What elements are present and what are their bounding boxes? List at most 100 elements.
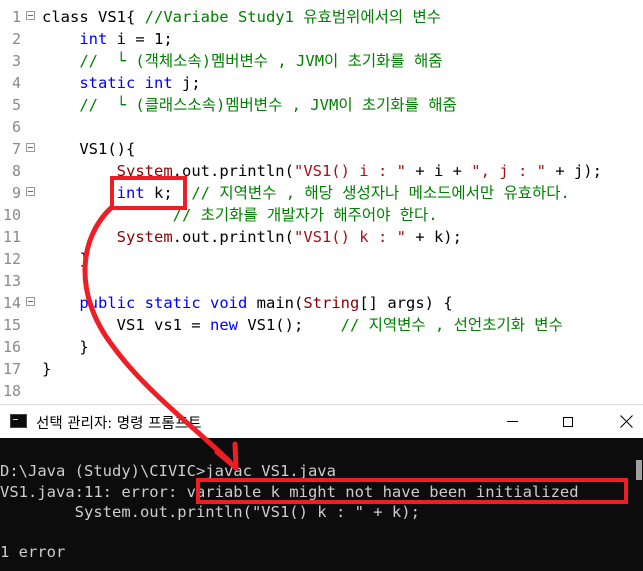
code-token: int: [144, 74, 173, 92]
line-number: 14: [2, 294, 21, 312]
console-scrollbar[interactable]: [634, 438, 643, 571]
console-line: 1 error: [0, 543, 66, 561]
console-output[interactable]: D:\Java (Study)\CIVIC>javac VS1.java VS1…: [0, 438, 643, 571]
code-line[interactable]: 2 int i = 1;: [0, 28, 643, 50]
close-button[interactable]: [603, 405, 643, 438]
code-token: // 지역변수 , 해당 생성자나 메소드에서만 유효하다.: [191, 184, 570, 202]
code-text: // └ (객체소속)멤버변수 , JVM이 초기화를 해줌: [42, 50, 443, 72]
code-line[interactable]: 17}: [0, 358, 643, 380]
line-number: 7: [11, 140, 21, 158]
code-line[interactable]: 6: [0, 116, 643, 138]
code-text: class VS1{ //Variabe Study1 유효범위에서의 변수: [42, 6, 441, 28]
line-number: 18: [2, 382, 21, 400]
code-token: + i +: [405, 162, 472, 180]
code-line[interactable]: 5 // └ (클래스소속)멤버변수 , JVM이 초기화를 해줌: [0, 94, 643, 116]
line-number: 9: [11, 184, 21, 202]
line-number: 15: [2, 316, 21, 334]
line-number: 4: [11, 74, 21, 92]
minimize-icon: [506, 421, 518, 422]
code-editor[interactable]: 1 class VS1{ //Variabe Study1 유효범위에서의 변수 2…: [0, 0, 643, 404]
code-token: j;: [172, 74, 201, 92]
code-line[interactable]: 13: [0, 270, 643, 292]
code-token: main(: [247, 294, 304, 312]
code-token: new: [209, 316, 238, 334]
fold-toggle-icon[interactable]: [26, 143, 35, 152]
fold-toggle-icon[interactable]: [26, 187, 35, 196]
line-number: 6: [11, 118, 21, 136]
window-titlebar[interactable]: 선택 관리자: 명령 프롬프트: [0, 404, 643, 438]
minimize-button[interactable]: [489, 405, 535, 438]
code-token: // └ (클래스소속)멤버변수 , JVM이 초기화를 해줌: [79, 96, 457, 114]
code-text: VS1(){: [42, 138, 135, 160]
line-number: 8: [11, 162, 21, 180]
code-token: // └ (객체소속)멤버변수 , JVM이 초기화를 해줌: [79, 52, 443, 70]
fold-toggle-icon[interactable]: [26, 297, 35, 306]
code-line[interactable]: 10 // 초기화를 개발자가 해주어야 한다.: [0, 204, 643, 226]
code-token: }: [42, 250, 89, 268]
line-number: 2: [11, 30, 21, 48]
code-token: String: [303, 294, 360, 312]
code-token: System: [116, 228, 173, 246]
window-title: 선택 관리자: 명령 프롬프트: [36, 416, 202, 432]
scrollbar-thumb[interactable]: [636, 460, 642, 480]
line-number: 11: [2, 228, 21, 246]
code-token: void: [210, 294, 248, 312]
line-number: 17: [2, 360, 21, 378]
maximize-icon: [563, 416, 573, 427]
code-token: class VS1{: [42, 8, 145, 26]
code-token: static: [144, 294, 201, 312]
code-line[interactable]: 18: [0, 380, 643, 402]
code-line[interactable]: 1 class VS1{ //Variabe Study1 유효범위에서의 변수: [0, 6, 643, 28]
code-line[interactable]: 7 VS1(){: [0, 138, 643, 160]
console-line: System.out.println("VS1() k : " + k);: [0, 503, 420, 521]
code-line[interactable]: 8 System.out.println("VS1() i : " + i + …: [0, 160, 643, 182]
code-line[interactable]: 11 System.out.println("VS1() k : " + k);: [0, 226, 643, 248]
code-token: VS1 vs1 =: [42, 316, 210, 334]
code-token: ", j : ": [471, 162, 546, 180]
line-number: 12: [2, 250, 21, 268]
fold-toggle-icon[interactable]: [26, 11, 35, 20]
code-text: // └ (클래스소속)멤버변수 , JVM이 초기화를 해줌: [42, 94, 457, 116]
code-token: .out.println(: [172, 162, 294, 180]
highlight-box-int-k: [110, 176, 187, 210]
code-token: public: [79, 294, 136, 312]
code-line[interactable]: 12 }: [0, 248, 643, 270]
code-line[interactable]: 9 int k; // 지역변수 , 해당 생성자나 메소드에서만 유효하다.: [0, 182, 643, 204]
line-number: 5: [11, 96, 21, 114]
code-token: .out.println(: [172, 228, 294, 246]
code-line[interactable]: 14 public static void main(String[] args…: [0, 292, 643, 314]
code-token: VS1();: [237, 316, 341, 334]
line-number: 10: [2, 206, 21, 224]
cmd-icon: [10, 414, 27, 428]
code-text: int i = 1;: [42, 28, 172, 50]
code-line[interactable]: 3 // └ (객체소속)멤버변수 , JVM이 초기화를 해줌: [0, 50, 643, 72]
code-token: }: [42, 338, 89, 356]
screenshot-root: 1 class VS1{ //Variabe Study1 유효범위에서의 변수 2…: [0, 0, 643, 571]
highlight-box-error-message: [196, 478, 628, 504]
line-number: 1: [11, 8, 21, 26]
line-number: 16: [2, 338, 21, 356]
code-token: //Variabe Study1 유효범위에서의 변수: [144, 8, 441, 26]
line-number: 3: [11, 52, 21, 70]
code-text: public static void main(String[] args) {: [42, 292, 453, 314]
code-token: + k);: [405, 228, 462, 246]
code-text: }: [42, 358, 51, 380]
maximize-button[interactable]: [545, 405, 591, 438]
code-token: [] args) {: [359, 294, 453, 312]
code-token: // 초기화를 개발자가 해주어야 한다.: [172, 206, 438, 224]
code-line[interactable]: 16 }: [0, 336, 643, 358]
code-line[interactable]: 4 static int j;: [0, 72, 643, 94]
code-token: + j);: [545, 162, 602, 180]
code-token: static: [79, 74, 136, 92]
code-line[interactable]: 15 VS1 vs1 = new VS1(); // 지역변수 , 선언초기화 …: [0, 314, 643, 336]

Task: Please write out all the items above again, replacing every "line-number" with "gutter-number" and changing nothing else. Leave the pictures out of your answer.

Written response:
What elements are present and what are their bounding boxes? List at most 100 elements.
code-token: int: [144, 74, 173, 92]
gutter-number: 14: [2, 294, 21, 312]
console-scrollbar[interactable]: [634, 438, 643, 571]
console-line: 1 error: [0, 543, 66, 561]
console-output[interactable]: D:\Java (Study)\CIVIC>javac VS1.java VS1…: [0, 438, 643, 571]
code-line[interactable]: 2 int i = 1;: [0, 28, 643, 50]
close-button[interactable]: [603, 405, 643, 438]
code-token: // 지역변수 , 해당 생성자나 메소드에서만 유효하다.: [191, 184, 570, 202]
code-text: // └ (객체소속)멤버변수 , JVM이 초기화를 해줌: [42, 50, 443, 72]
code-line[interactable]: 17}: [0, 358, 643, 380]
gutter-number: 7: [11, 140, 21, 158]
code-line[interactable]: 6: [0, 116, 643, 138]
code-text: class VS1{ //Variabe Study1 유효범위에서의 변수: [42, 6, 441, 28]
gutter-number: 18: [2, 382, 21, 400]
code-token: + i +: [405, 162, 472, 180]
code-line[interactable]: 5 // └ (클래스소속)멤버변수 , JVM이 초기화를 해줌: [0, 94, 643, 116]
gutter-number: 9: [11, 184, 21, 202]
gutter-number: 15: [2, 316, 21, 334]
gutter-number: 4: [11, 74, 21, 92]
minimize-icon: [506, 421, 518, 422]
code-editor[interactable]: 1 class VS1{ //Variabe Study1 유효범위에서의 변수 2…: [0, 0, 643, 404]
code-token: j;: [172, 74, 201, 92]
code-line[interactable]: 13: [0, 270, 643, 292]
code-token: main(: [247, 294, 304, 312]
code-token: new: [209, 316, 238, 334]
fold-toggle-icon[interactable]: [26, 143, 35, 152]
fold-toggle-icon[interactable]: [26, 187, 35, 196]
gutter-number: 6: [11, 118, 21, 136]
window-titlebar[interactable]: 선택 관리자: 명령 프롬프트: [0, 404, 643, 438]
minimize-button[interactable]: [489, 405, 535, 438]
code-token: // └ (클래스소속)멤버변수 , JVM이 초기화를 해줌: [79, 96, 457, 114]
code-text: VS1(){: [42, 138, 135, 160]
gutter-number: 8: [11, 162, 21, 180]
code-token: // └ (객체소속)멤버변수 , JVM이 초기화를 해줌: [79, 52, 443, 70]
fold-toggle-icon[interactable]: [26, 297, 35, 306]
code-line[interactable]: 10 // 초기화를 개발자가 해주어야 한다.: [0, 204, 643, 226]
code-token: }: [42, 250, 89, 268]
gutter-number: 2: [11, 30, 21, 48]
code-token: String: [303, 294, 360, 312]
code-token: System: [116, 228, 173, 246]
window-title: 선택 관리자: 명령 프롬프트: [36, 416, 202, 432]
scrollbar-thumb[interactable]: [636, 460, 642, 480]
gutter-number: 11: [2, 228, 21, 246]
code-token: void: [210, 294, 248, 312]
gutter-number: 17: [2, 360, 21, 378]
maximize-icon: [563, 416, 573, 427]
code-token: class VS1{: [42, 8, 145, 26]
code-token: static: [144, 294, 201, 312]
code-line[interactable]: 18: [0, 380, 643, 402]
code-line[interactable]: 1 class VS1{ //Variabe Study1 유효범위에서의 변수: [0, 6, 643, 28]
code-line[interactable]: 7 VS1(){: [0, 138, 643, 160]
console-line: System.out.println("VS1() k : " + k);: [0, 503, 420, 521]
code-line[interactable]: 8 System.out.println("VS1() i : " + i + …: [0, 160, 643, 182]
code-line[interactable]: 11 System.out.println("VS1() k : " + k);: [0, 226, 643, 248]
code-token: VS1 vs1 =: [42, 316, 210, 334]
code-token: ", j : ": [471, 162, 546, 180]
gutter-number: 12: [2, 250, 21, 268]
fold-toggle-icon[interactable]: [26, 11, 35, 20]
code-text: // └ (클래스소속)멤버변수 , JVM이 초기화를 해줌: [42, 94, 457, 116]
code-token: .out.println(: [172, 162, 294, 180]
highlight-box-int-k: [110, 176, 187, 210]
code-token: public: [79, 294, 136, 312]
code-line[interactable]: 12 }: [0, 248, 643, 270]
code-line[interactable]: 9 int k; // 지역변수 , 해당 생성자나 메소드에서만 유효하다.: [0, 182, 643, 204]
gutter-number: 5: [11, 96, 21, 114]
code-token: .out.println(: [172, 228, 294, 246]
code-line[interactable]: 14 public static void main(String[] args…: [0, 292, 643, 314]
code-token: VS1();: [237, 316, 341, 334]
gutter-number: 10: [2, 206, 21, 224]
cmd-icon: [10, 414, 27, 428]
code-text: int i = 1;: [42, 28, 172, 50]
code-line[interactable]: 3 // └ (객체소속)멤버변수 , JVM이 초기화를 해줌: [0, 50, 643, 72]
code-token: }: [42, 338, 89, 356]
screenshot-root: 1 class VS1{ //Variabe Study1 유효범위에서의 변수 2…: [0, 0, 643, 571]
highlight-box-error-message: [196, 478, 628, 504]
gutter-number: 1: [11, 8, 21, 26]
gutter-number: 16: [2, 338, 21, 356]
code-token: //Variabe Study1 유효범위에서의 변수: [144, 8, 441, 26]
gutter-number: 3: [11, 52, 21, 70]
code-text: public static void main(String[] args) {: [42, 292, 453, 314]
code-token: + k);: [405, 228, 462, 246]
code-text: }: [42, 358, 51, 380]
maximize-button[interactable]: [545, 405, 591, 438]
code-token: [] args) {: [359, 294, 453, 312]
code-token: // 초기화를 개발자가 해주어야 한다.: [172, 206, 438, 224]
code-line[interactable]: 16 }: [0, 336, 643, 358]
code-line[interactable]: 4 static int j;: [0, 72, 643, 94]
code-token: + j);: [545, 162, 602, 180]
code-token: static: [79, 74, 136, 92]
code-line[interactable]: 15 VS1 vs1 = new VS1(); // 지역변수 , 선언초기화 …: [0, 314, 643, 336]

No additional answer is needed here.